▶ _SUPPLIED ENTRIES_
----

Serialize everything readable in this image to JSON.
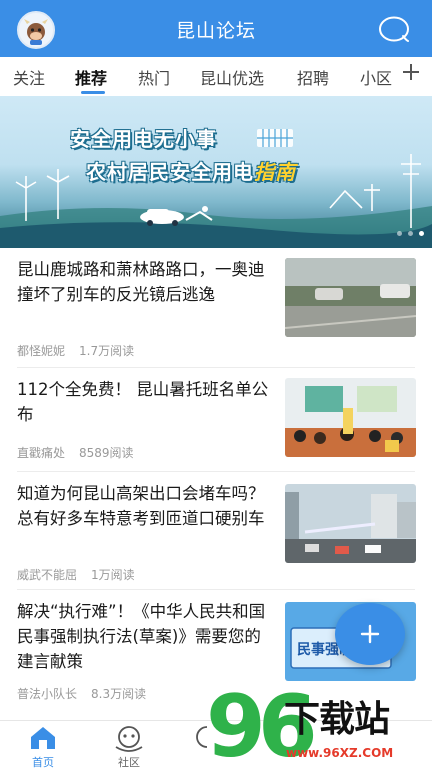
{
  "header": {
    "title": "昆山论坛",
    "avatar_icon": "cow-mascot-icon",
    "search_icon": "search-icon",
    "color": "#3a8ee6"
  },
  "tabs": [
    {
      "label": "关注"
    },
    {
      "label": "推荐",
      "active": true
    },
    {
      "label": "热门"
    },
    {
      "label": "昆山优选"
    },
    {
      "label": "招聘"
    },
    {
      "label": "小区"
    }
  ],
  "banner": {
    "line1": "安全用电无小事",
    "line2_main": "农村居民安全用电",
    "line2_highlight": "指南",
    "slide_count": 3,
    "active_slide": 3
  },
  "news": [
    {
      "title": "昆山鹿城路和萧林路路口，一奥迪撞坏了别车的反光镜后逃逸",
      "author": "都怪妮妮",
      "views": "1.7万阅读"
    },
    {
      "title": "112个全免费！ 昆山暑托班名单公布",
      "author": "直戳痛处",
      "views": "8589阅读"
    },
    {
      "title": "知道为何昆山高架出口会堵车吗？总有好多车特意考到匝道口硬别车",
      "author": "威武不能屈",
      "views": "1万阅读"
    },
    {
      "title": "解决“执行难”！《中华人民共和国民事强制执行法(草案)》需要您的建言献策",
      "author": "普法小队长",
      "views": "8.3万阅读"
    }
  ],
  "thumb4_text": "民事强制",
  "bottom_nav": [
    {
      "label": "首页",
      "icon": "home-icon",
      "active": true
    },
    {
      "label": "社区",
      "icon": "community-icon"
    },
    {
      "label": "",
      "icon": "discover-icon"
    }
  ],
  "watermark": {
    "brand": "下载站",
    "url": "www.96XZ.COM"
  }
}
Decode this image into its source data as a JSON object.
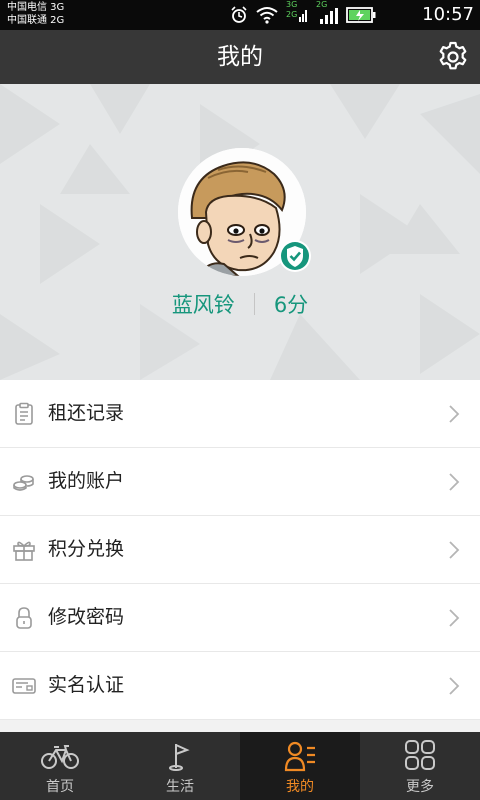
{
  "status_bar": {
    "carrier_1": "中国电信 3G",
    "carrier_2": "中国联通 2G",
    "net_1": "3G",
    "net_2": "2G",
    "net_3": "2G",
    "time": "10:57"
  },
  "header": {
    "title": "我的"
  },
  "profile": {
    "name": "蓝风铃",
    "points": "6分"
  },
  "menu": {
    "items": [
      {
        "label": "租还记录",
        "icon": "clipboard-icon"
      },
      {
        "label": "我的账户",
        "icon": "coins-icon"
      },
      {
        "label": "积分兑换",
        "icon": "gift-icon"
      },
      {
        "label": "修改密码",
        "icon": "lock-icon"
      },
      {
        "label": "实名认证",
        "icon": "id-card-icon"
      }
    ]
  },
  "tabbar": {
    "tabs": [
      {
        "label": "首页",
        "icon": "bicycle-icon"
      },
      {
        "label": "生活",
        "icon": "flag-icon"
      },
      {
        "label": "我的",
        "icon": "user-list-icon",
        "active": true
      },
      {
        "label": "更多",
        "icon": "grid-icon"
      }
    ]
  },
  "colors": {
    "accent": "#f08a24",
    "brand_green": "#16967c",
    "title_bar": "#373737",
    "tab_bar": "#2f2f2f"
  }
}
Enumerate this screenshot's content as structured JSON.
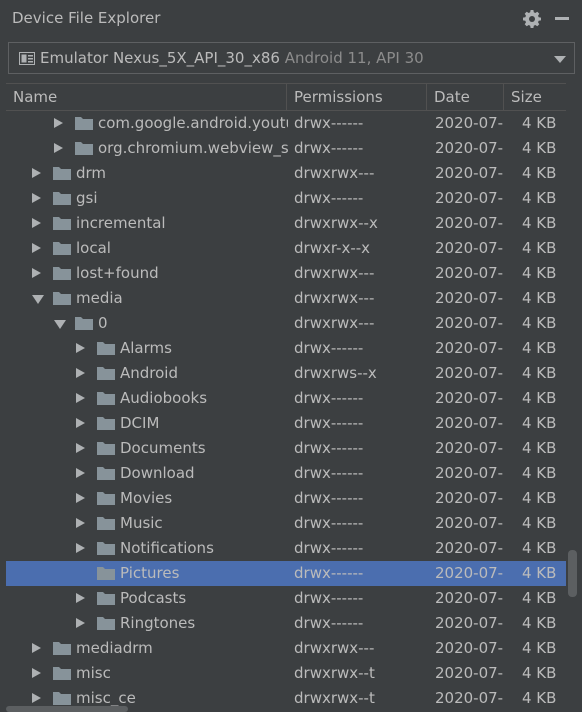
{
  "window": {
    "title": "Device File Explorer"
  },
  "device": {
    "name": "Emulator Nexus_5X_API_30_x86",
    "detail": "Android 11, API 30"
  },
  "columns": {
    "name": "Name",
    "permissions": "Permissions",
    "date": "Date",
    "size": "Size"
  },
  "rows": [
    {
      "name": "com.google.android.youtube",
      "perm": "drwx------",
      "date": "2020-07-",
      "size": "4 KB",
      "level": 2,
      "state": "collapsed",
      "selected": false
    },
    {
      "name": "org.chromium.webview_s",
      "perm": "drwx------",
      "date": "2020-07-",
      "size": "4 KB",
      "level": 2,
      "state": "collapsed",
      "selected": false
    },
    {
      "name": "drm",
      "perm": "drwxrwx---",
      "date": "2020-07-",
      "size": "4 KB",
      "level": 1,
      "state": "collapsed",
      "selected": false
    },
    {
      "name": "gsi",
      "perm": "drwx------",
      "date": "2020-07-",
      "size": "4 KB",
      "level": 1,
      "state": "collapsed",
      "selected": false
    },
    {
      "name": "incremental",
      "perm": "drwxrwx--x",
      "date": "2020-07-",
      "size": "4 KB",
      "level": 1,
      "state": "collapsed",
      "selected": false
    },
    {
      "name": "local",
      "perm": "drwxr-x--x",
      "date": "2020-07-",
      "size": "4 KB",
      "level": 1,
      "state": "collapsed",
      "selected": false
    },
    {
      "name": "lost+found",
      "perm": "drwxrwx---",
      "date": "2020-07-",
      "size": "4 KB",
      "level": 1,
      "state": "collapsed",
      "selected": false
    },
    {
      "name": "media",
      "perm": "drwxrwx---",
      "date": "2020-07-",
      "size": "4 KB",
      "level": 1,
      "state": "expanded",
      "selected": false
    },
    {
      "name": "0",
      "perm": "drwxrwx---",
      "date": "2020-07-",
      "size": "4 KB",
      "level": 2,
      "state": "expanded",
      "selected": false
    },
    {
      "name": "Alarms",
      "perm": "drwx------",
      "date": "2020-07-",
      "size": "4 KB",
      "level": 3,
      "state": "collapsed",
      "selected": false
    },
    {
      "name": "Android",
      "perm": "drwxrws--x",
      "date": "2020-07-",
      "size": "4 KB",
      "level": 3,
      "state": "collapsed",
      "selected": false
    },
    {
      "name": "Audiobooks",
      "perm": "drwx------",
      "date": "2020-07-",
      "size": "4 KB",
      "level": 3,
      "state": "collapsed",
      "selected": false
    },
    {
      "name": "DCIM",
      "perm": "drwx------",
      "date": "2020-07-",
      "size": "4 KB",
      "level": 3,
      "state": "collapsed",
      "selected": false
    },
    {
      "name": "Documents",
      "perm": "drwx------",
      "date": "2020-07-",
      "size": "4 KB",
      "level": 3,
      "state": "collapsed",
      "selected": false
    },
    {
      "name": "Download",
      "perm": "drwx------",
      "date": "2020-07-",
      "size": "4 KB",
      "level": 3,
      "state": "collapsed",
      "selected": false
    },
    {
      "name": "Movies",
      "perm": "drwx------",
      "date": "2020-07-",
      "size": "4 KB",
      "level": 3,
      "state": "collapsed",
      "selected": false
    },
    {
      "name": "Music",
      "perm": "drwx------",
      "date": "2020-07-",
      "size": "4 KB",
      "level": 3,
      "state": "collapsed",
      "selected": false
    },
    {
      "name": "Notifications",
      "perm": "drwx------",
      "date": "2020-07-",
      "size": "4 KB",
      "level": 3,
      "state": "collapsed",
      "selected": false
    },
    {
      "name": "Pictures",
      "perm": "drwx------",
      "date": "2020-07-",
      "size": "4 KB",
      "level": 3,
      "state": "none",
      "selected": true
    },
    {
      "name": "Podcasts",
      "perm": "drwx------",
      "date": "2020-07-",
      "size": "4 KB",
      "level": 3,
      "state": "collapsed",
      "selected": false
    },
    {
      "name": "Ringtones",
      "perm": "drwx------",
      "date": "2020-07-",
      "size": "4 KB",
      "level": 3,
      "state": "collapsed",
      "selected": false
    },
    {
      "name": "mediadrm",
      "perm": "drwxrwx---",
      "date": "2020-07-",
      "size": "4 KB",
      "level": 1,
      "state": "collapsed",
      "selected": false
    },
    {
      "name": "misc",
      "perm": "drwxrwx--t",
      "date": "2020-07-",
      "size": "4 KB",
      "level": 1,
      "state": "collapsed",
      "selected": false
    },
    {
      "name": "misc_ce",
      "perm": "drwxrwx--t",
      "date": "2020-07-",
      "size": "4 KB",
      "level": 1,
      "state": "collapsed",
      "selected": false
    }
  ],
  "colors": {
    "background": "#3c3f41",
    "selection": "#4b6eaf",
    "folder": "#87939a",
    "text": "#bbbbbb"
  },
  "icons": {
    "settings": "gear-icon",
    "hide": "minimize-icon",
    "device": "emulator-device-icon",
    "folder": "folder-icon"
  }
}
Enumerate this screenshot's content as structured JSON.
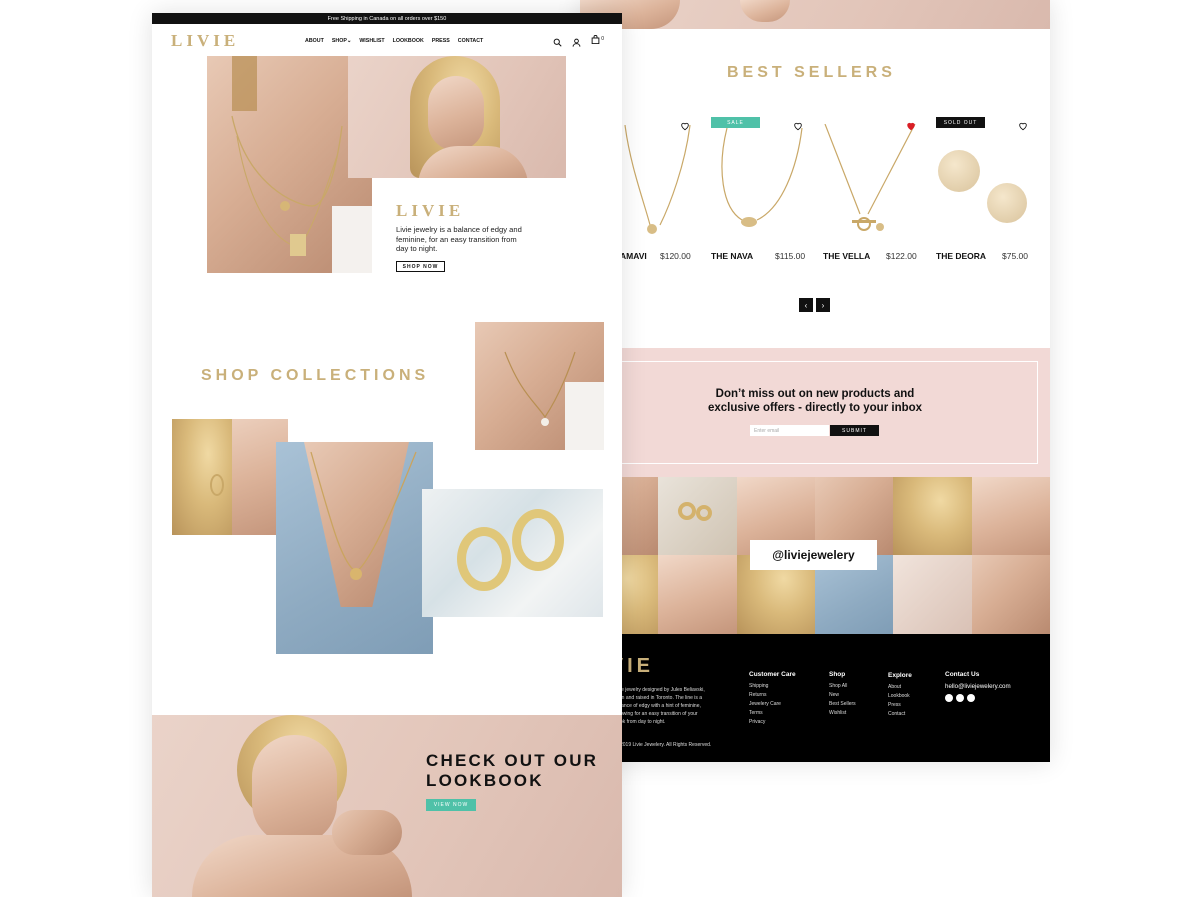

----

▶ _OBJECTIVE_
Pull every line containing "true" from the data.

▶ _RESPONSE TO THE TASK_
      "active": true
      "active": true
        "active": true
      "selected": true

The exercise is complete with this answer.